+++ Data for this task +++

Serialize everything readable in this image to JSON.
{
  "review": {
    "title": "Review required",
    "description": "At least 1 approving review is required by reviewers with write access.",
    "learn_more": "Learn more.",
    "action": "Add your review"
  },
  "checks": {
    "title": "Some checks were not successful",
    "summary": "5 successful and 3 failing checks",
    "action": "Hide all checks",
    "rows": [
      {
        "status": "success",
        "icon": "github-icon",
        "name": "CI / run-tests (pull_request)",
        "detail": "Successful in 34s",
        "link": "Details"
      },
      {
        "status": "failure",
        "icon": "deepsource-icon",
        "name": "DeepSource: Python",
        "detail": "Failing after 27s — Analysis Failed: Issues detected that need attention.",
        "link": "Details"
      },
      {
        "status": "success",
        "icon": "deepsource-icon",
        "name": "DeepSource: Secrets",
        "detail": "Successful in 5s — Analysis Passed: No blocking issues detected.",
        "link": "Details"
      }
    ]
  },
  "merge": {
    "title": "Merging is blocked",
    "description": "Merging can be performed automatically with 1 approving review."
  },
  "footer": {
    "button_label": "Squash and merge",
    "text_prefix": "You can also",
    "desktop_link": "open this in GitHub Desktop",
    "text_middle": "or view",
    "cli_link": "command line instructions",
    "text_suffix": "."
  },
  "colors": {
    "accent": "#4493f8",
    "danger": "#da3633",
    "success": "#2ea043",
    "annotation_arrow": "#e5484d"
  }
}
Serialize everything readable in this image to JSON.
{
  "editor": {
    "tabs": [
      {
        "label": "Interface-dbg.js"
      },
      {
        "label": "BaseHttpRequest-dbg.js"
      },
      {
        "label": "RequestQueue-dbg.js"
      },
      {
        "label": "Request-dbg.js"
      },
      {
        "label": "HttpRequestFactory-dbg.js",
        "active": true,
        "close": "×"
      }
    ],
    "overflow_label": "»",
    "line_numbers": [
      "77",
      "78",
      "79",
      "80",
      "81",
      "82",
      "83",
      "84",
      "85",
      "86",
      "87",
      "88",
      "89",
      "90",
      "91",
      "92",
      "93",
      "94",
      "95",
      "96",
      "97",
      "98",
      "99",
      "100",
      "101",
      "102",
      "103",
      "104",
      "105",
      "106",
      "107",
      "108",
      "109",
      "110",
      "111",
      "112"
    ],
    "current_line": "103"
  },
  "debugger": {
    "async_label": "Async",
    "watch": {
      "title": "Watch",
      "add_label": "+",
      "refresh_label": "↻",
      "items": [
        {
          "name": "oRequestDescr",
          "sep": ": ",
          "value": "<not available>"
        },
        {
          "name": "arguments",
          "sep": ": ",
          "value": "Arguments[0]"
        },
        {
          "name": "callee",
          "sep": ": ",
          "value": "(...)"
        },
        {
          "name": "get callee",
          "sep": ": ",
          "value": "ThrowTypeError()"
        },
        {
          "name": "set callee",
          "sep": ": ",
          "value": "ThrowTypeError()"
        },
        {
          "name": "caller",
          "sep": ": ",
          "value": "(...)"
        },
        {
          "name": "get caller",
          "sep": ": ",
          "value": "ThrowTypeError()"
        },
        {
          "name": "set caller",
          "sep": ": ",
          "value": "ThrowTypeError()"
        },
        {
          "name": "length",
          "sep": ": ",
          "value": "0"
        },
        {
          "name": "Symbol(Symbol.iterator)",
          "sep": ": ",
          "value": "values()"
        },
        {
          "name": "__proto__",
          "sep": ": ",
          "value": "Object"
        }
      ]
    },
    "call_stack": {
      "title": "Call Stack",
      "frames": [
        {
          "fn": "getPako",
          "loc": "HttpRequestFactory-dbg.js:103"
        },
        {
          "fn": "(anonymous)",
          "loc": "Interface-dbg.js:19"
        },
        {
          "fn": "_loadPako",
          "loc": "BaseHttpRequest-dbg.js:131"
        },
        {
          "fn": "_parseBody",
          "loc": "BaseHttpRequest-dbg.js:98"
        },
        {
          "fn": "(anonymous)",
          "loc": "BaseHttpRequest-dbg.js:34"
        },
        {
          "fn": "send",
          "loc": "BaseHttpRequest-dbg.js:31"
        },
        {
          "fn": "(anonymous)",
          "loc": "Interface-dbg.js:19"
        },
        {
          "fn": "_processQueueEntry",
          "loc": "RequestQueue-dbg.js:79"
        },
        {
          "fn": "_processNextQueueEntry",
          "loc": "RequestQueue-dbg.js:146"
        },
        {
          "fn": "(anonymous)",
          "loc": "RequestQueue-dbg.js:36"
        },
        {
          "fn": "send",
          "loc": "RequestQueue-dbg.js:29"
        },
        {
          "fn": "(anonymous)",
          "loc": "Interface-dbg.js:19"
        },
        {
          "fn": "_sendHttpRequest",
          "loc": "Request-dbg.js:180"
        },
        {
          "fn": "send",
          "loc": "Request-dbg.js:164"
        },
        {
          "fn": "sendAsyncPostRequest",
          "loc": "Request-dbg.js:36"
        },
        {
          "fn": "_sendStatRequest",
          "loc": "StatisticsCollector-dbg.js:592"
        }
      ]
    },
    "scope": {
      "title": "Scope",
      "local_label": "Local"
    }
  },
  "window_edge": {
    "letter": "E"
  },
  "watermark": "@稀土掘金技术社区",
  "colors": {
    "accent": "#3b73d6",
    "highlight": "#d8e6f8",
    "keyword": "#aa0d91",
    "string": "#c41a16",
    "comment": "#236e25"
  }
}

+++

Directions for this task: Find each line with the string "caller" and copy it out.

The result:
          "name": "caller",
          "name": "get caller",
          "name": "set caller",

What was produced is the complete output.